> **Given instruction**
Gather all lines in the entries below that include the word "iShares".

> **Records for this exercise**
◆ ◆ ◆ ◆ ◆ ◆ ◆

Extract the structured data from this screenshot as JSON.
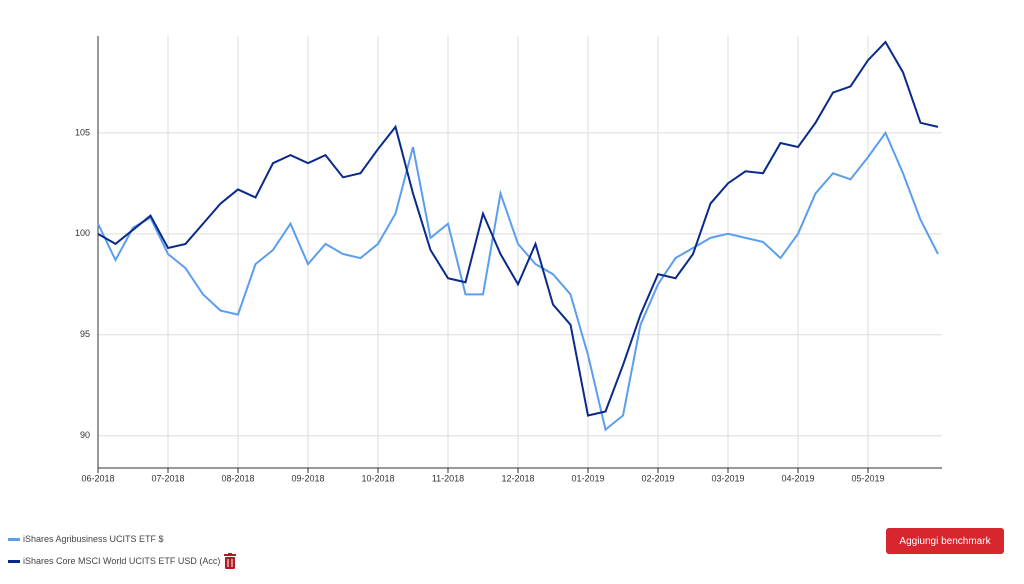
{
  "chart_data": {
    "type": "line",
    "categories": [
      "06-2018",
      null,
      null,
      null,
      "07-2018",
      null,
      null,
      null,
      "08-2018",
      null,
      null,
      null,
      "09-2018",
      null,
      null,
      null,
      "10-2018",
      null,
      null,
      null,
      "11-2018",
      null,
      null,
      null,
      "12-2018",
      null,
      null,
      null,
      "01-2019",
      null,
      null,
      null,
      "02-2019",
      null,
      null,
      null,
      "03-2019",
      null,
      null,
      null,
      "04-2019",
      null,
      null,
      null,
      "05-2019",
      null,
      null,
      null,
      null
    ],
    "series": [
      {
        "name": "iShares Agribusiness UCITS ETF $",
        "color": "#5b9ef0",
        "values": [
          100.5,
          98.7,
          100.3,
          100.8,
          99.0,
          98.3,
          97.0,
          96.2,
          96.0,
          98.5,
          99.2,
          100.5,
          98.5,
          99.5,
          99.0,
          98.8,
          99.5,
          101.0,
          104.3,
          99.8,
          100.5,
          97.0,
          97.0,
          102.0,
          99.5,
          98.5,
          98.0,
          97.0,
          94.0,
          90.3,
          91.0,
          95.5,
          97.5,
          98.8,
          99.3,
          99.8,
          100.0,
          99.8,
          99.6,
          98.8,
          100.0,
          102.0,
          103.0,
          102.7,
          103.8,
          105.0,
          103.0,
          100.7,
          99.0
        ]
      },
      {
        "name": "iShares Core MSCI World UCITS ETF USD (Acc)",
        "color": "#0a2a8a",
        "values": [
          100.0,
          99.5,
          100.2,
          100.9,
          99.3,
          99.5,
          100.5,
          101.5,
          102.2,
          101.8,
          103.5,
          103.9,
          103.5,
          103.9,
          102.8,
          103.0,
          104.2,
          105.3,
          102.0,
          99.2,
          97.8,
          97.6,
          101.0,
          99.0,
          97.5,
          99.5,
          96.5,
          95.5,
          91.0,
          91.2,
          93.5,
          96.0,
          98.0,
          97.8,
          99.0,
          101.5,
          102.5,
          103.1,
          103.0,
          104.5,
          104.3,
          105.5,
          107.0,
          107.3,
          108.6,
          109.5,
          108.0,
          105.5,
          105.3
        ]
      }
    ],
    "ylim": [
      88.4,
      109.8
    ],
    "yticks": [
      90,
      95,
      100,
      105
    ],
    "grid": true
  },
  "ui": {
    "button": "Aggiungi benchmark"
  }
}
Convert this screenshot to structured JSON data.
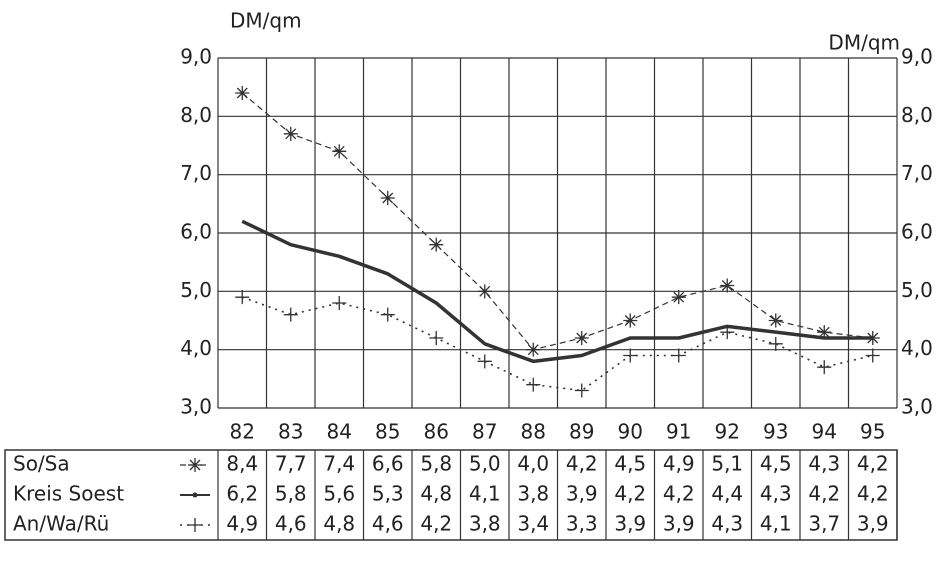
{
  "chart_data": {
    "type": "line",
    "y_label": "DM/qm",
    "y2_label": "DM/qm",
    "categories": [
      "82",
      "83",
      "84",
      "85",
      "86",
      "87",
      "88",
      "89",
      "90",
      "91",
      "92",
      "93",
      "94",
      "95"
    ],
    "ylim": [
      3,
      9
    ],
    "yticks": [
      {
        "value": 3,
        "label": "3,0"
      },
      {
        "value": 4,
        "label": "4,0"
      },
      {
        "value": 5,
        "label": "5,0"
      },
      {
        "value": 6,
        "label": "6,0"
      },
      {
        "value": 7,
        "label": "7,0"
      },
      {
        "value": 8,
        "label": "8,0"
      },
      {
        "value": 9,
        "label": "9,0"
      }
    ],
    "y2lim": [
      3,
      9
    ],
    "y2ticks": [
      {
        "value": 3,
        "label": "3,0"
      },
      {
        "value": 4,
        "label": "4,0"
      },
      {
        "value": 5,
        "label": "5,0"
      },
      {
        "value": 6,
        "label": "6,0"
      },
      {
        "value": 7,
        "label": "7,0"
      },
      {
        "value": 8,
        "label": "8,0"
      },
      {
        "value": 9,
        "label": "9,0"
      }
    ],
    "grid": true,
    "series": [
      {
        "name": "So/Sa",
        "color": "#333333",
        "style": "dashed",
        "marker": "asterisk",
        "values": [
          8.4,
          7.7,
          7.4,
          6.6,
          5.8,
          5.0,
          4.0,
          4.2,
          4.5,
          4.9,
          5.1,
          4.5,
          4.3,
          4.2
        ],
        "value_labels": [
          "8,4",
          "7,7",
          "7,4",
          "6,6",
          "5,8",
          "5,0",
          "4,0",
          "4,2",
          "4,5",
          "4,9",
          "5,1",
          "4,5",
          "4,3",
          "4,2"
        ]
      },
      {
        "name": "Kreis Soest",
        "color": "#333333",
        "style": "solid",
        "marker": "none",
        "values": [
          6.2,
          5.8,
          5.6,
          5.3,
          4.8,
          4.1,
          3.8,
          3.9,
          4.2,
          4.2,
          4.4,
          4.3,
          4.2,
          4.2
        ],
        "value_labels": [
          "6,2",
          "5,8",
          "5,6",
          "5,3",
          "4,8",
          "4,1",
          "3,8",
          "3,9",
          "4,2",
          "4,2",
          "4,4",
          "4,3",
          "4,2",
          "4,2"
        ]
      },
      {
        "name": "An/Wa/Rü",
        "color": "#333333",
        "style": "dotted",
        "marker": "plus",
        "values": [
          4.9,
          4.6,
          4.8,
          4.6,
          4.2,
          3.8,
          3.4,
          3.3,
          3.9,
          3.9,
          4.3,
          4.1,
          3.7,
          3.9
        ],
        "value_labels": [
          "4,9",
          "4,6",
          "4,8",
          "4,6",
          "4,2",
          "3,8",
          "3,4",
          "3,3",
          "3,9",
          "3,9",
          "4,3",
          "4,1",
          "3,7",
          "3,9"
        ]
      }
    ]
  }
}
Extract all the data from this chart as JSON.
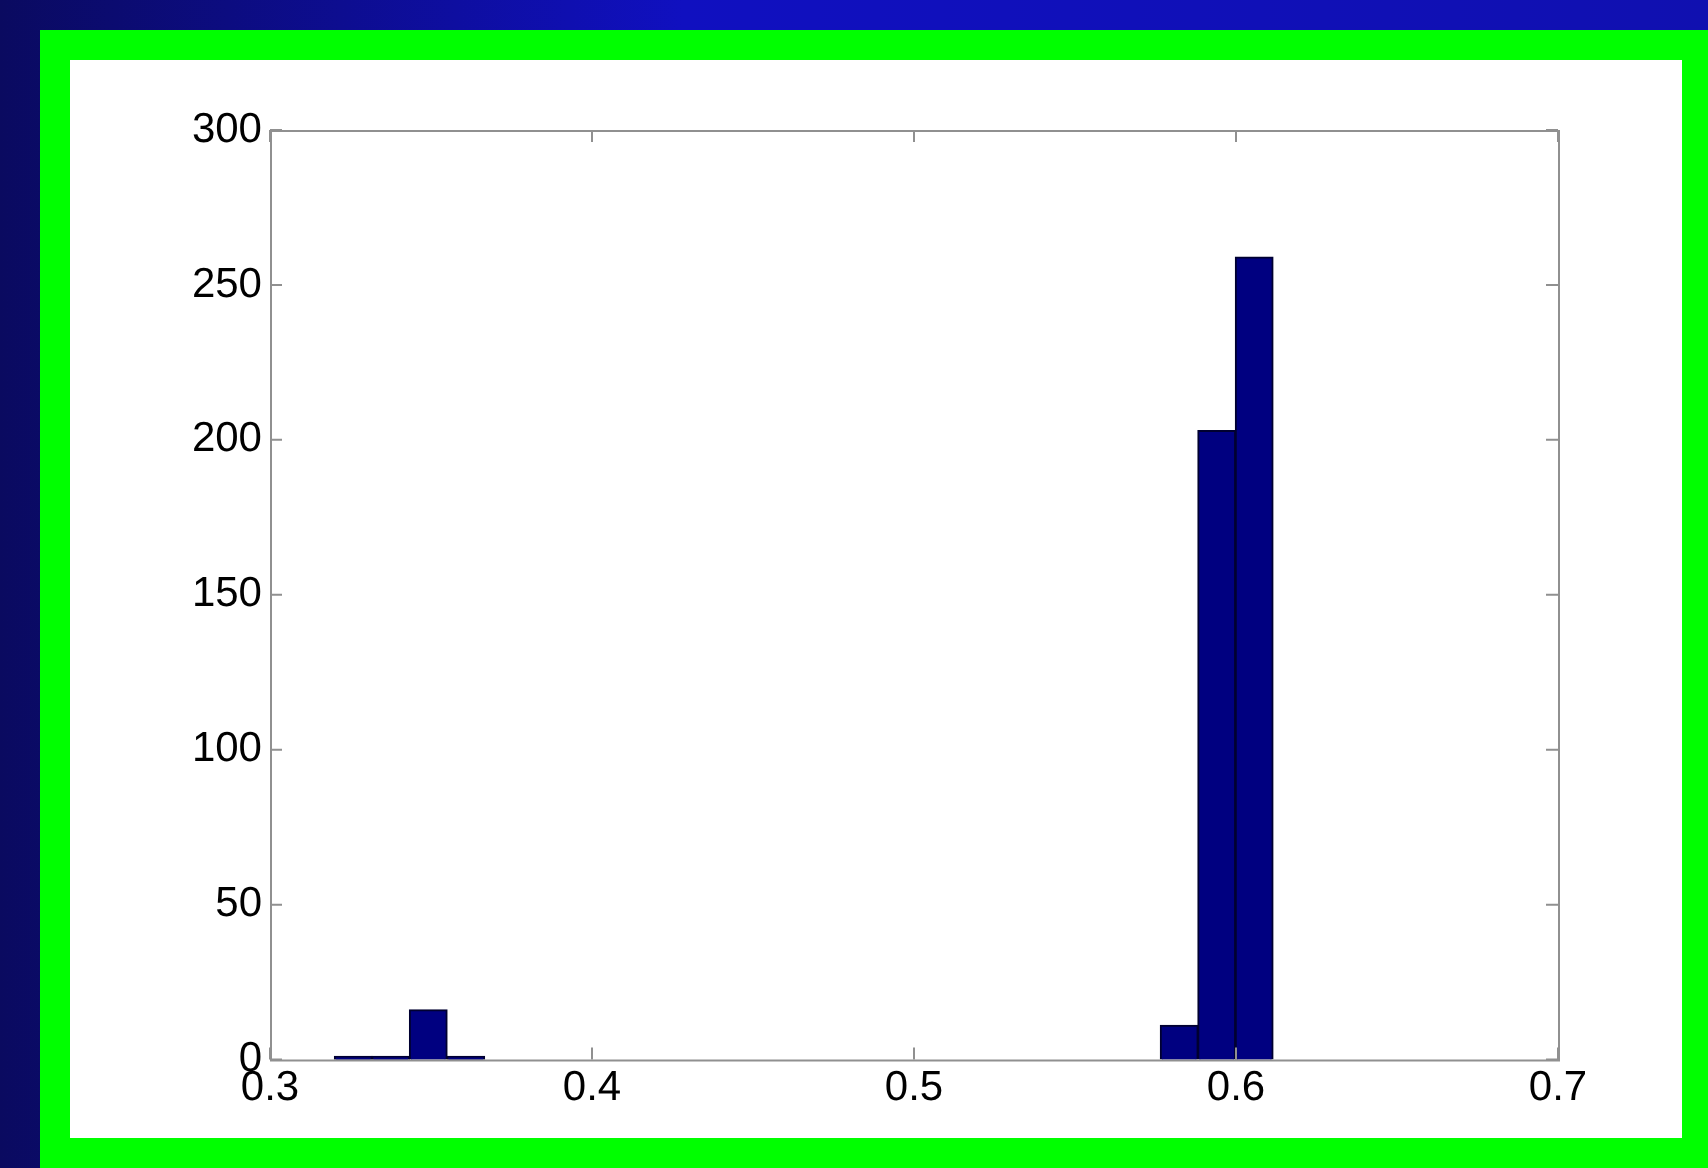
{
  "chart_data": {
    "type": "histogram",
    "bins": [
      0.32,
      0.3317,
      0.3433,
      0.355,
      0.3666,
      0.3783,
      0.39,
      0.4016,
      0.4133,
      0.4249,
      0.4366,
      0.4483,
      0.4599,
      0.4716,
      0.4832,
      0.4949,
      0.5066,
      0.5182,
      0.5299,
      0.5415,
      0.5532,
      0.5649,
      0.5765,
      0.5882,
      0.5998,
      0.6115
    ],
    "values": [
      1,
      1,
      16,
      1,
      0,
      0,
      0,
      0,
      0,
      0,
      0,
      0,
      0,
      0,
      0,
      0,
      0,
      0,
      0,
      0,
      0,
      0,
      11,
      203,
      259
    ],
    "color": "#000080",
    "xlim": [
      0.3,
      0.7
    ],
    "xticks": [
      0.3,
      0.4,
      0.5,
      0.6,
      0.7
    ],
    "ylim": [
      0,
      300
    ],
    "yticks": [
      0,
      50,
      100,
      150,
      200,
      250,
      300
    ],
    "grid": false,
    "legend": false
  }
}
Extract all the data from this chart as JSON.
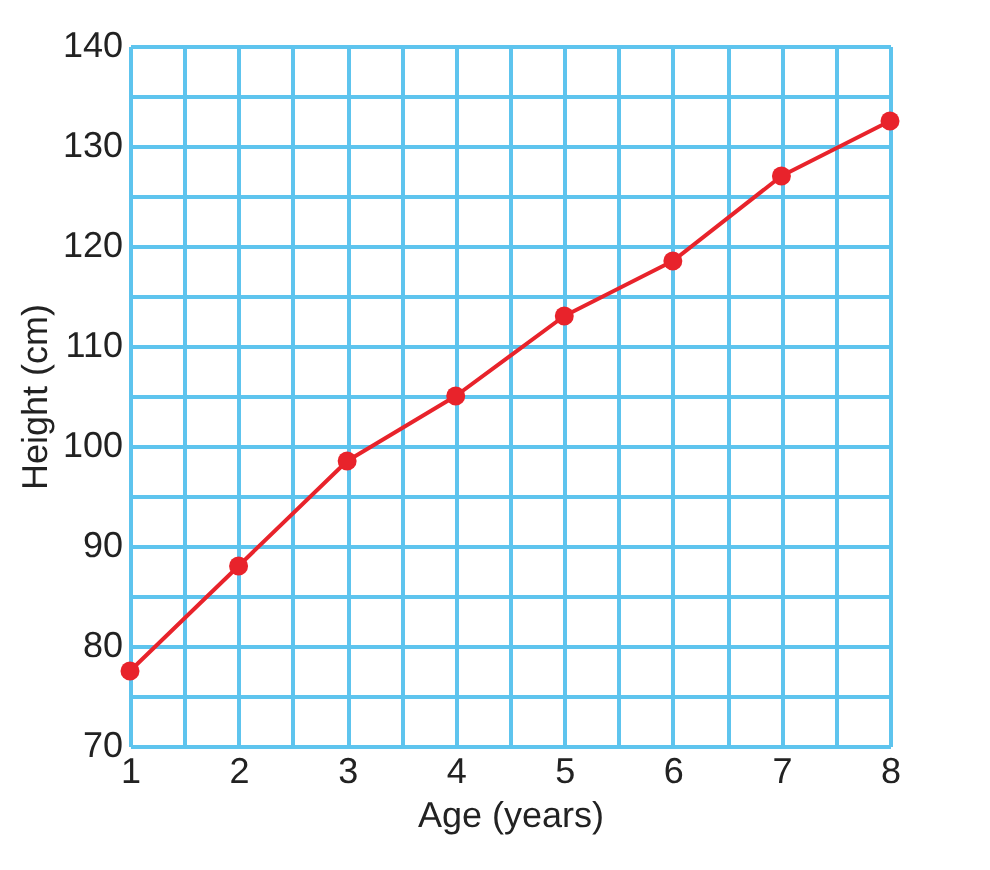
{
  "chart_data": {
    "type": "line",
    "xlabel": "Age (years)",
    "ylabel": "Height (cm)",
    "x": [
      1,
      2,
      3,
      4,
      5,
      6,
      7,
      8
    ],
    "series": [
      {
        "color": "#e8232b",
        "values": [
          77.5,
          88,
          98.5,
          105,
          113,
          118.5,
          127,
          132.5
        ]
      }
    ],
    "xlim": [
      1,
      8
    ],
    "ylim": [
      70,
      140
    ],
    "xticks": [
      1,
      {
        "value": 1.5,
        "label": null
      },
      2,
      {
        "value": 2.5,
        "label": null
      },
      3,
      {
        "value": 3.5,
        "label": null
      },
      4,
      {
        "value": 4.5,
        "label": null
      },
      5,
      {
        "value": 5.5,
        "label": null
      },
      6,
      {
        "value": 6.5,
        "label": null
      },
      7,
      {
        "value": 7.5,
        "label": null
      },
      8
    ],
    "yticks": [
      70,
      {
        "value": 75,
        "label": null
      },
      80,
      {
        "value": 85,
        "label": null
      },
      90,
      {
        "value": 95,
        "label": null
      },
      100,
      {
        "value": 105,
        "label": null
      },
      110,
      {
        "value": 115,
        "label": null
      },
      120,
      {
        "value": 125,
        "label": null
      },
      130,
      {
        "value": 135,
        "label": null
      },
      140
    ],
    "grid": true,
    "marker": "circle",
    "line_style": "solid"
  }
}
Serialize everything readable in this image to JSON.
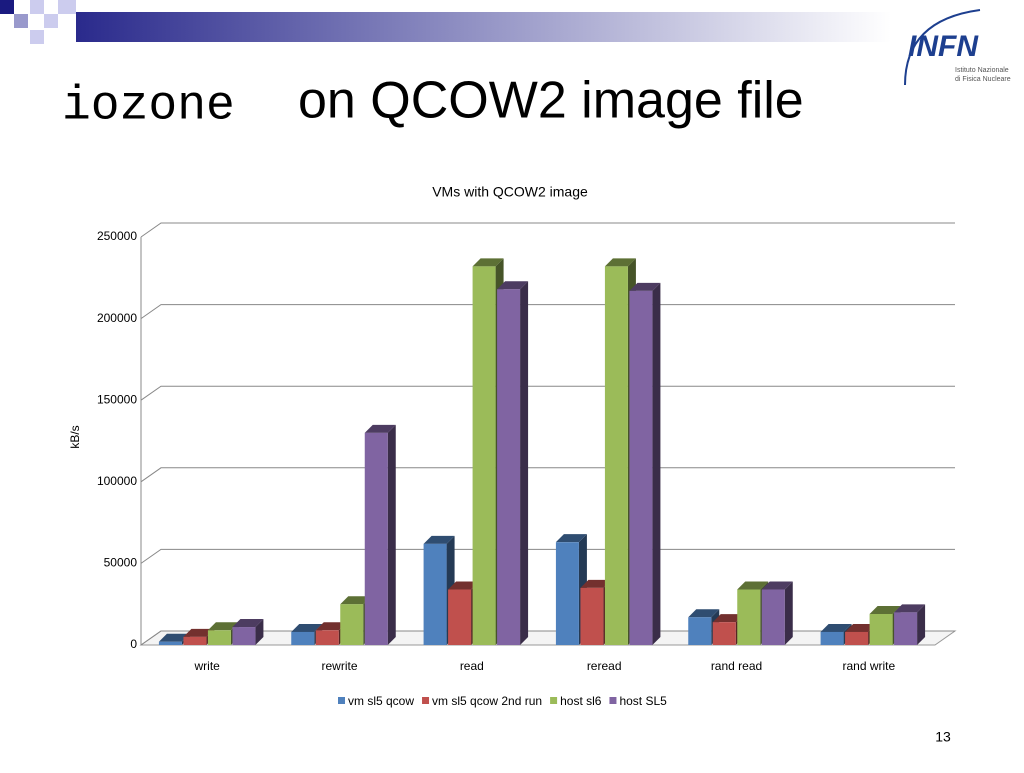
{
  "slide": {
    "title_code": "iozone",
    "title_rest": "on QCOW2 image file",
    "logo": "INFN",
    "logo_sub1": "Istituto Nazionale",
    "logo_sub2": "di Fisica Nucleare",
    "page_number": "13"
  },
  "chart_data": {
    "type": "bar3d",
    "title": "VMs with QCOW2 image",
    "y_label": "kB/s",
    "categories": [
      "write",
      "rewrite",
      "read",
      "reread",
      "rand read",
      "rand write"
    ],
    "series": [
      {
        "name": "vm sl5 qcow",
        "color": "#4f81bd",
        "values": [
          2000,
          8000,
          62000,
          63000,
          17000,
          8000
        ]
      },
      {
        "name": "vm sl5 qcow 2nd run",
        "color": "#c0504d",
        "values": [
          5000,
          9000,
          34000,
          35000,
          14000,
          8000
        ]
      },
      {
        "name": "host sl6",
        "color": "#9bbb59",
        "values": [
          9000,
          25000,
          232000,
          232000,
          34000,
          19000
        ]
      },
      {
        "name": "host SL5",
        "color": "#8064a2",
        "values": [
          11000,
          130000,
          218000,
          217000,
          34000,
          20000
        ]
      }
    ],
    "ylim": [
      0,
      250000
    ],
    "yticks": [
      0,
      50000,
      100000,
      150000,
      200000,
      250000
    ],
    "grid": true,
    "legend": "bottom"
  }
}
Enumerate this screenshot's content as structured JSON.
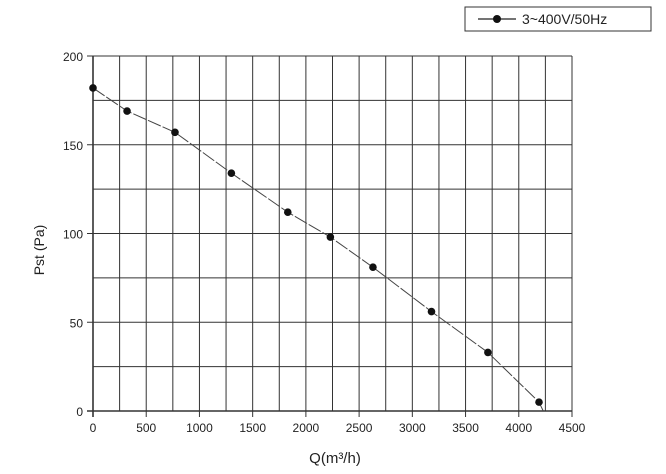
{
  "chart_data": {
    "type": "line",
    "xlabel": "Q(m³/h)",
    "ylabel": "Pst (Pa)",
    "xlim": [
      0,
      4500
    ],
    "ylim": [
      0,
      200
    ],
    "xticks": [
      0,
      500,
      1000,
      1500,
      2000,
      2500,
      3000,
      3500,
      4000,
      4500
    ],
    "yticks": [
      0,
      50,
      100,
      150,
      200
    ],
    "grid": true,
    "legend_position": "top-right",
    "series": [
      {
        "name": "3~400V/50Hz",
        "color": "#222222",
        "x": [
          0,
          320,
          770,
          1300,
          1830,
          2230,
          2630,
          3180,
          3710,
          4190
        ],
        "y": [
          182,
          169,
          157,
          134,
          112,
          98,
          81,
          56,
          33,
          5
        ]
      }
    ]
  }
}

◆ ◆ ◆ ◆ ◆ ◆ ◆

> **Task response**
        "name": "iShares Agribusiness UCITS ETF $",
        "name": "iShares Core MSCI World UCITS ETF USD (Acc)",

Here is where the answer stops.